** start Data records **
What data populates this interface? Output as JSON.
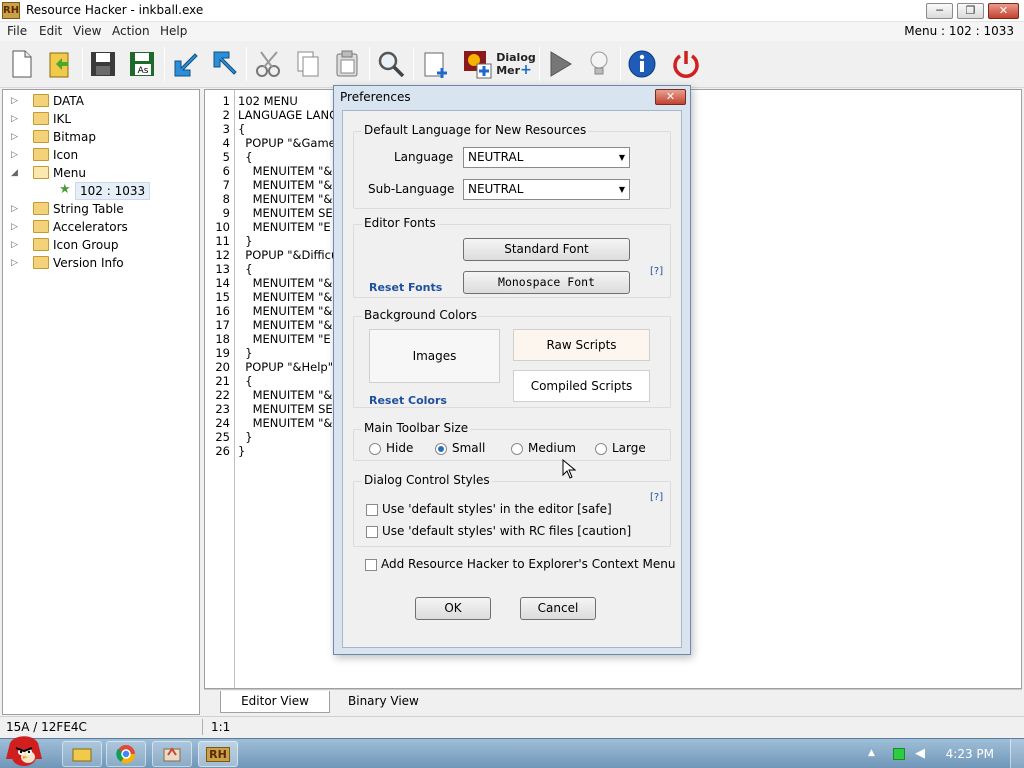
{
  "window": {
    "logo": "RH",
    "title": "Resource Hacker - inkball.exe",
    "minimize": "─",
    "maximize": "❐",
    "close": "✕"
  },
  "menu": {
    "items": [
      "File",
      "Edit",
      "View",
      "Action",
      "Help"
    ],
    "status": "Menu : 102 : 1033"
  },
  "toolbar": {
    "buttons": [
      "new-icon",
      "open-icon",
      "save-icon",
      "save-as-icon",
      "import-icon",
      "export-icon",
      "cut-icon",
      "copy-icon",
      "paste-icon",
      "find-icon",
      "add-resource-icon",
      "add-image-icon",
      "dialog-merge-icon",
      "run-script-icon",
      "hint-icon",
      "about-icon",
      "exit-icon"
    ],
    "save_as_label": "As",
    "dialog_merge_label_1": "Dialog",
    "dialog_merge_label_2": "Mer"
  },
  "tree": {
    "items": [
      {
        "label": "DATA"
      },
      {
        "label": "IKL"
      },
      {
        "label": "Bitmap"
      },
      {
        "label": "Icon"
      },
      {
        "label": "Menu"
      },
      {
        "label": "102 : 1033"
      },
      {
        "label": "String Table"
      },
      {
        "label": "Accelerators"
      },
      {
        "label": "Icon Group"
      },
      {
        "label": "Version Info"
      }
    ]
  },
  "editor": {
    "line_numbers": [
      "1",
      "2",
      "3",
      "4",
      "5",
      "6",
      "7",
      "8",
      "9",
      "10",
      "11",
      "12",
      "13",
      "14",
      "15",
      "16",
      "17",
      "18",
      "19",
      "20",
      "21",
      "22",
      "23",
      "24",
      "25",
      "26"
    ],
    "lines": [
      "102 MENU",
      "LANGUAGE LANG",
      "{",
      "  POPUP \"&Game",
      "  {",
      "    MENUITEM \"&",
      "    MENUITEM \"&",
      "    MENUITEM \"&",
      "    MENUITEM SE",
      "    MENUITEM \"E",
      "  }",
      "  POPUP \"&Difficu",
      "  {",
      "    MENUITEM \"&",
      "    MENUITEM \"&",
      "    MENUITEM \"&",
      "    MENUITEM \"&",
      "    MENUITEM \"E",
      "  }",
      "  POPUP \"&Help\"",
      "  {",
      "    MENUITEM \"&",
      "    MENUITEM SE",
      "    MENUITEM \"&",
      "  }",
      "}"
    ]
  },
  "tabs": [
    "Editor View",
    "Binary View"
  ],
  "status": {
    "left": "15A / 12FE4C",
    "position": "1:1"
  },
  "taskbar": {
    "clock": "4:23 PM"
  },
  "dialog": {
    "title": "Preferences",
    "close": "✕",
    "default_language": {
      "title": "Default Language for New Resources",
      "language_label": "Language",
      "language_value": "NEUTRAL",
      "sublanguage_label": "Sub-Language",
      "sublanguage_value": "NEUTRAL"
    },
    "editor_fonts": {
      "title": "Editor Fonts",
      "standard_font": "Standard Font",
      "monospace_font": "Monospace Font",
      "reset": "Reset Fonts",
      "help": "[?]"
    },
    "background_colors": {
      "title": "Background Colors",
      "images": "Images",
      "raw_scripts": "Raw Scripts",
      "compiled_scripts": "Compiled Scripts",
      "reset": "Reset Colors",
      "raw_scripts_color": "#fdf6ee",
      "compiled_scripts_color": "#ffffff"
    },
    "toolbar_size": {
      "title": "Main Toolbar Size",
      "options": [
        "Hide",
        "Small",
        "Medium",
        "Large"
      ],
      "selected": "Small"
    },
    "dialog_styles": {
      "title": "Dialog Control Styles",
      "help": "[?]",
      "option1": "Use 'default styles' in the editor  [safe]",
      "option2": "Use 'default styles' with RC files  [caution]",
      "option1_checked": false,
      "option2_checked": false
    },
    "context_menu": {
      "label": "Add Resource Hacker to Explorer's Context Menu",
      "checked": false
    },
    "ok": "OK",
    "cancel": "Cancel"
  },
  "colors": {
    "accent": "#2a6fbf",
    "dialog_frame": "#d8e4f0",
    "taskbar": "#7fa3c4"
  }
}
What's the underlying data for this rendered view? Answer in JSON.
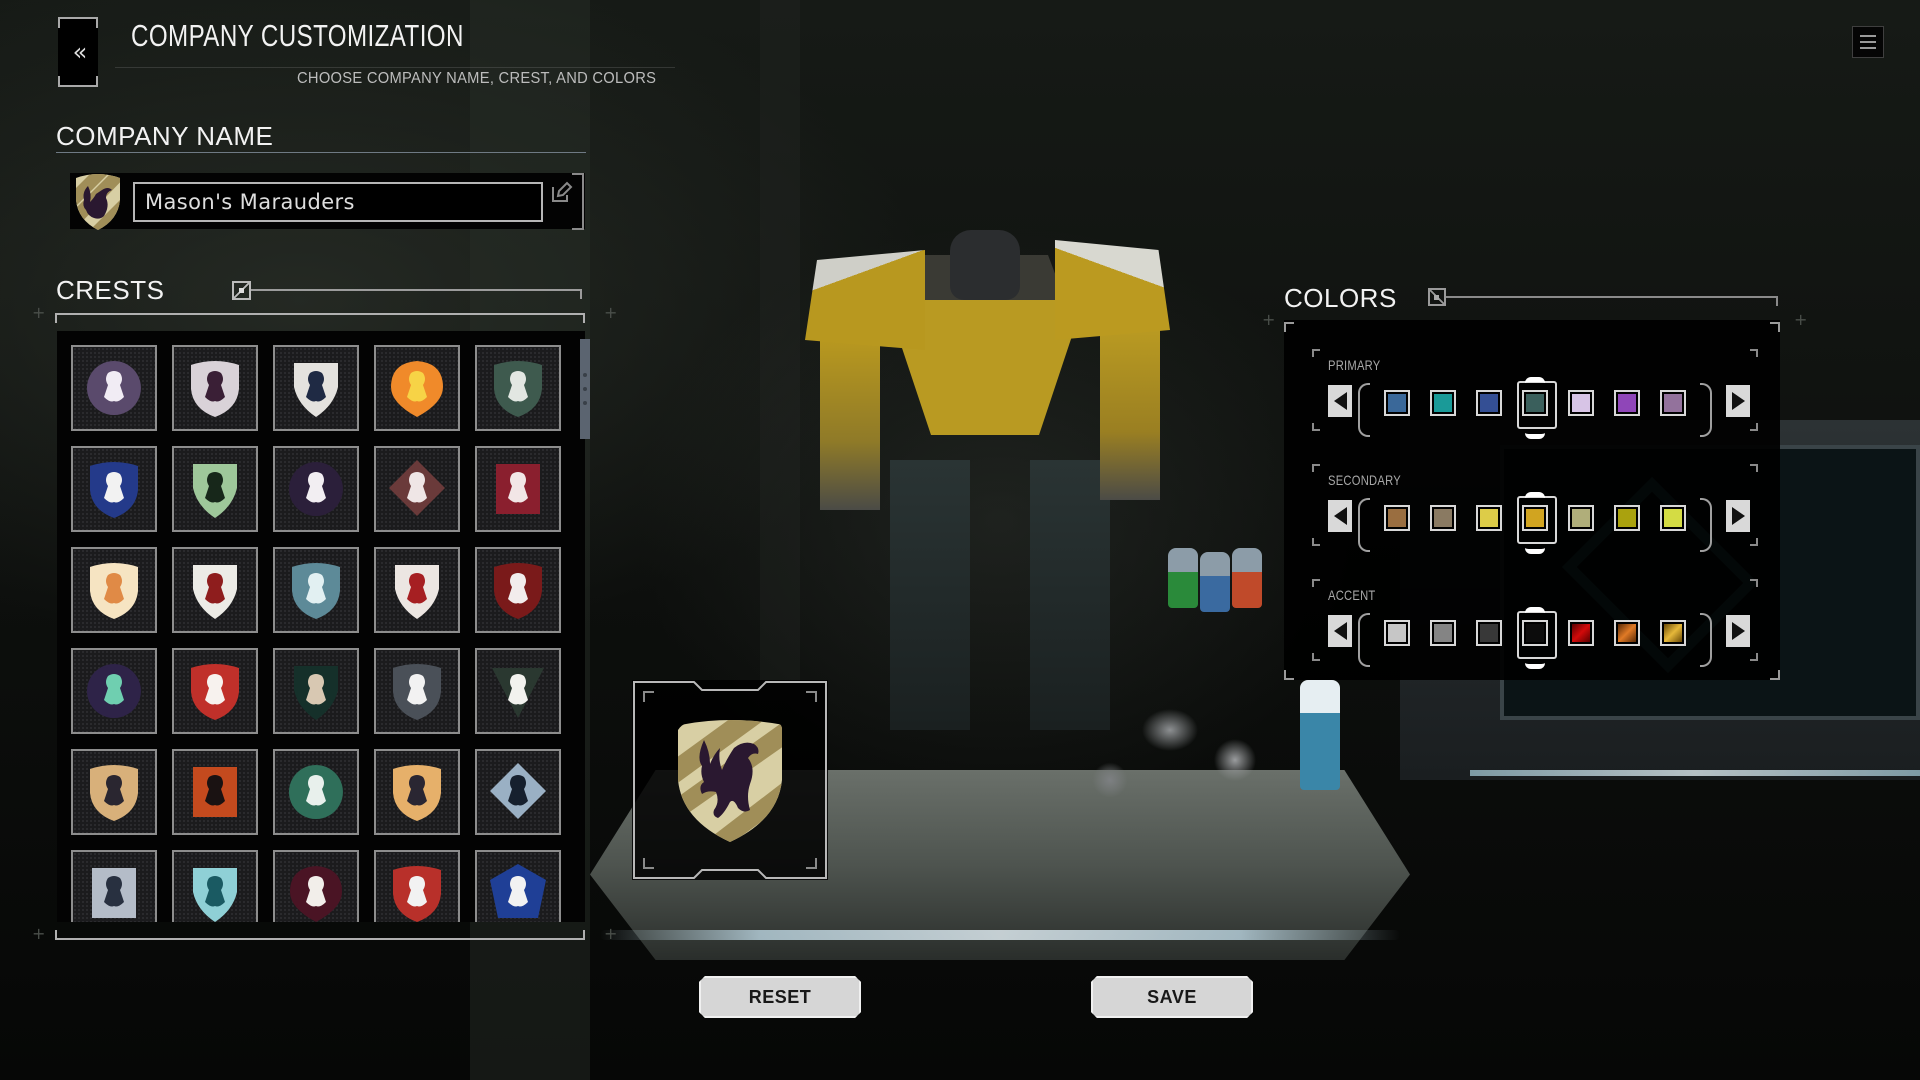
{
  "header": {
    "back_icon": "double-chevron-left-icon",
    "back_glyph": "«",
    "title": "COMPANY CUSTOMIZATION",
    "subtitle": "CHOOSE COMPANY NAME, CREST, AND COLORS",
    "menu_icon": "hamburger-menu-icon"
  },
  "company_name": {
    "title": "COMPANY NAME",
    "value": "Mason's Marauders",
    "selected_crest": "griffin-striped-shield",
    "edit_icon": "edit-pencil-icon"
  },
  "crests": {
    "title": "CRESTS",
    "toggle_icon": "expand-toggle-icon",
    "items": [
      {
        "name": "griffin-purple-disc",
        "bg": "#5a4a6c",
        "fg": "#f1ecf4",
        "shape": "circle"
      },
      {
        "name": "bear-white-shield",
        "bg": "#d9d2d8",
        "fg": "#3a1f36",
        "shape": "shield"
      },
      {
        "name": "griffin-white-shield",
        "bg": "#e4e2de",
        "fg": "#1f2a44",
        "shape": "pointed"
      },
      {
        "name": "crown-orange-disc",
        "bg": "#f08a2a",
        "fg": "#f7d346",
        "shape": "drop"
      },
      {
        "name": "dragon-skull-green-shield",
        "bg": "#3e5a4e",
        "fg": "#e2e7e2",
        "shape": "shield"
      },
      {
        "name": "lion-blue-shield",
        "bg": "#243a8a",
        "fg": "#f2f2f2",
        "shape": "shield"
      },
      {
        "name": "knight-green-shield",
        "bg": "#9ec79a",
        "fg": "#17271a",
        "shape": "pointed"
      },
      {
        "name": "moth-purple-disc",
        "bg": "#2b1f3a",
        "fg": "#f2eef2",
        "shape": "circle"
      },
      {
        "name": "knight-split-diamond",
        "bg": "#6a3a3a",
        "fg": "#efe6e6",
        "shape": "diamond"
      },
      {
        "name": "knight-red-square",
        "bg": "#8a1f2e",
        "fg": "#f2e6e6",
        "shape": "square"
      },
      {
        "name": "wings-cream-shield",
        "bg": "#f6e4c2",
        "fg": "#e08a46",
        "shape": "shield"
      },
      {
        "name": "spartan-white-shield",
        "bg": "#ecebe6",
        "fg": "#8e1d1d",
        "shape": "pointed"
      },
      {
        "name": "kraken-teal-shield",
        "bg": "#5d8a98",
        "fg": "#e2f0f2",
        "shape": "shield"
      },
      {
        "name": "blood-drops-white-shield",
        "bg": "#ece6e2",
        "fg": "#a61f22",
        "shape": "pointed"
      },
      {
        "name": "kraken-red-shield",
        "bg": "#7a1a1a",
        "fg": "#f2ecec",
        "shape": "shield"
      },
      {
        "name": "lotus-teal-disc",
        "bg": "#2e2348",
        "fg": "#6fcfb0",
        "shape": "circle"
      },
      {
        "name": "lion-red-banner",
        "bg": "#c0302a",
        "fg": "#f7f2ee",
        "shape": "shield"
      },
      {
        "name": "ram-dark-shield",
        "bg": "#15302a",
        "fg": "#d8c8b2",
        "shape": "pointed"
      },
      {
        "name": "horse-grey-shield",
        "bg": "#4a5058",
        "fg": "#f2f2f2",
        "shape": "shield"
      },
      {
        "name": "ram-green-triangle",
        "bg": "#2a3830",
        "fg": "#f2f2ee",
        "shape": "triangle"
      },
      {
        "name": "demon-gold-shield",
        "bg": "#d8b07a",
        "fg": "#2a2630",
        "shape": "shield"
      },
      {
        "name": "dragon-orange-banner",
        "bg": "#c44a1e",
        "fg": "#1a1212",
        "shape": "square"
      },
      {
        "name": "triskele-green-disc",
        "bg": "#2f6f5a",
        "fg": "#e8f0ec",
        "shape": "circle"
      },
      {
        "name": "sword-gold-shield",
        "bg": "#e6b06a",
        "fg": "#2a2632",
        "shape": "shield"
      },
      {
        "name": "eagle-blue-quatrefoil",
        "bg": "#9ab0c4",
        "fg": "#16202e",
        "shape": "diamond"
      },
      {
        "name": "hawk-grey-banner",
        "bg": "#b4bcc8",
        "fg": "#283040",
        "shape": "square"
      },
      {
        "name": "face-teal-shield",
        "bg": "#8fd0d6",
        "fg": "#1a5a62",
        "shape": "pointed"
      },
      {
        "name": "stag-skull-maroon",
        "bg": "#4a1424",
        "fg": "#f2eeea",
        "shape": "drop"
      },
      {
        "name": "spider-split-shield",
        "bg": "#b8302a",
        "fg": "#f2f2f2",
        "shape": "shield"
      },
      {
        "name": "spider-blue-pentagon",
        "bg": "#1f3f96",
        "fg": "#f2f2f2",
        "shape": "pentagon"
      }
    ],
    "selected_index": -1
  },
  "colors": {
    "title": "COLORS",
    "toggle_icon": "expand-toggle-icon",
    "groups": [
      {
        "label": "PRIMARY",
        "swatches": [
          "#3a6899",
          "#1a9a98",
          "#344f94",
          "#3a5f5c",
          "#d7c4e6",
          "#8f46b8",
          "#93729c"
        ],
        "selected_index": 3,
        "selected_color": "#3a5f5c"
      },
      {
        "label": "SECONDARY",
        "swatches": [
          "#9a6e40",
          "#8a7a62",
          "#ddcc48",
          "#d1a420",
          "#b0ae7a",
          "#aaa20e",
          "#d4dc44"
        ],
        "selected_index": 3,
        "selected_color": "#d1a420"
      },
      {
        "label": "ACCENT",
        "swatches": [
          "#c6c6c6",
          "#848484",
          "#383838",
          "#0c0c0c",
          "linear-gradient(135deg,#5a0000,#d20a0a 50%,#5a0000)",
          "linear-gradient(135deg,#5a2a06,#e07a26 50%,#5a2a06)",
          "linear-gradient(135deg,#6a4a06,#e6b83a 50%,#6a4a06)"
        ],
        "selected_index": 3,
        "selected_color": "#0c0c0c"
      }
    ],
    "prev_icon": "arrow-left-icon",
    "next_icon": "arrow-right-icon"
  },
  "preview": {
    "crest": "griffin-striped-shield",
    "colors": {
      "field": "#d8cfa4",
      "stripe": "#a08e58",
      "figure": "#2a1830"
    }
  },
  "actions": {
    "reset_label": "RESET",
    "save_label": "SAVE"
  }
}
** end Data records **
Short problem:
From the entries above, copy out every line where the string "What" appears.

Completed exercise:
What data populates this interface? Output as JSON.
What's the underlying data for this rendered view? Answer in JSON.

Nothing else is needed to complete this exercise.